== Listing ==
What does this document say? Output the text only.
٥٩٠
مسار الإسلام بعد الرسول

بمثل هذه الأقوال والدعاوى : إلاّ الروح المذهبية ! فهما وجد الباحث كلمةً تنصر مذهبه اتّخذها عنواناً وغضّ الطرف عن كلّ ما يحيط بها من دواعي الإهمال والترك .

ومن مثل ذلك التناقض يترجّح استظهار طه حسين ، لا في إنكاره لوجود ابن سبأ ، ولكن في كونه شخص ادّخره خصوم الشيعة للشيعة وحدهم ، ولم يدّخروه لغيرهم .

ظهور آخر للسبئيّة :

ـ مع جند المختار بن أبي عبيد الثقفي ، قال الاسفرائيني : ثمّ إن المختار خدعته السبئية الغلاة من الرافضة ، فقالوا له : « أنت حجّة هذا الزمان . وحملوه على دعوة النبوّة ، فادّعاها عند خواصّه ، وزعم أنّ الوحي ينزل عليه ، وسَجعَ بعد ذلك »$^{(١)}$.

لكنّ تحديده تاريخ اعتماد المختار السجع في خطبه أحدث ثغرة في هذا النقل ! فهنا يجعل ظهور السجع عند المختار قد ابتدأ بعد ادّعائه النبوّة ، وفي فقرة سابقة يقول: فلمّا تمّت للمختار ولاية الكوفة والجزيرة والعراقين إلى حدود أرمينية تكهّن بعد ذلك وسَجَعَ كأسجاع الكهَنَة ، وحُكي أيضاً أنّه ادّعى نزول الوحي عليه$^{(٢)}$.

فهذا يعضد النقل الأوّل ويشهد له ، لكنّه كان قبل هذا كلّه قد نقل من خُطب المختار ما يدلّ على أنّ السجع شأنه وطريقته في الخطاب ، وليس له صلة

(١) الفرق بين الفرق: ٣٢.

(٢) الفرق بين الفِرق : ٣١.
===
- Problem -
Each line of the material above needs to be quoted exactly, please.

- Expected output -
What does this document say? Output the text only.
٥٩٠
مسار الإسلام بعد الرسول

بمثل هذه الأقوال والدعاوى : إلاّ الروح المذهبية ! فهما وجد الباحث كلمةً تنصر مذهبه اتّخذها عنواناً وغضّ الطرف عن كلّ ما يحيط بها من دواعي الإهمال والترك .

ومن مثل ذلك التناقض يترجّح استظهار طه حسين ، لا في إنكاره لوجود ابن سبأ ، ولكن في كونه شخص ادّخره خصوم الشيعة للشيعة وحدهم ، ولم يدّخروه لغيرهم .

ظهور آخر للسبئيّة :

ـ مع جند المختار بن أبي عبيد الثقفي ، قال الاسفرائيني : ثمّ إن المختار خدعته السبئية الغلاة من الرافضة ، فقالوا له : « أنت حجّة هذا الزمان . وحملوه على دعوة النبوّة ، فادّعاها عند خواصّه ، وزعم أنّ الوحي ينزل عليه ، وسَجعَ بعد ذلك »$^{(١)}$.

لكنّ تحديده تاريخ اعتماد المختار السجع في خطبه أحدث ثغرة في هذا النقل ! فهنا يجعل ظهور السجع عند المختار قد ابتدأ بعد ادّعائه النبوّة ، وفي فقرة سابقة يقول: فلمّا تمّت للمختار ولاية الكوفة والجزيرة والعراقين إلى حدود أرمينية تكهّن بعد ذلك وسَجَعَ كأسجاع الكهَنَة ، وحُكي أيضاً أنّه ادّعى نزول الوحي عليه$^{(٢)}$.

فهذا يعضد النقل الأوّل ويشهد له ، لكنّه كان قبل هذا كلّه قد نقل من خُطب المختار ما يدلّ على أنّ السجع شأنه وطريقته في الخطاب ، وليس له صلة

(١) الفرق بين الفرق: ٣٢.

(٢) الفرق بين الفِرق : ٣١.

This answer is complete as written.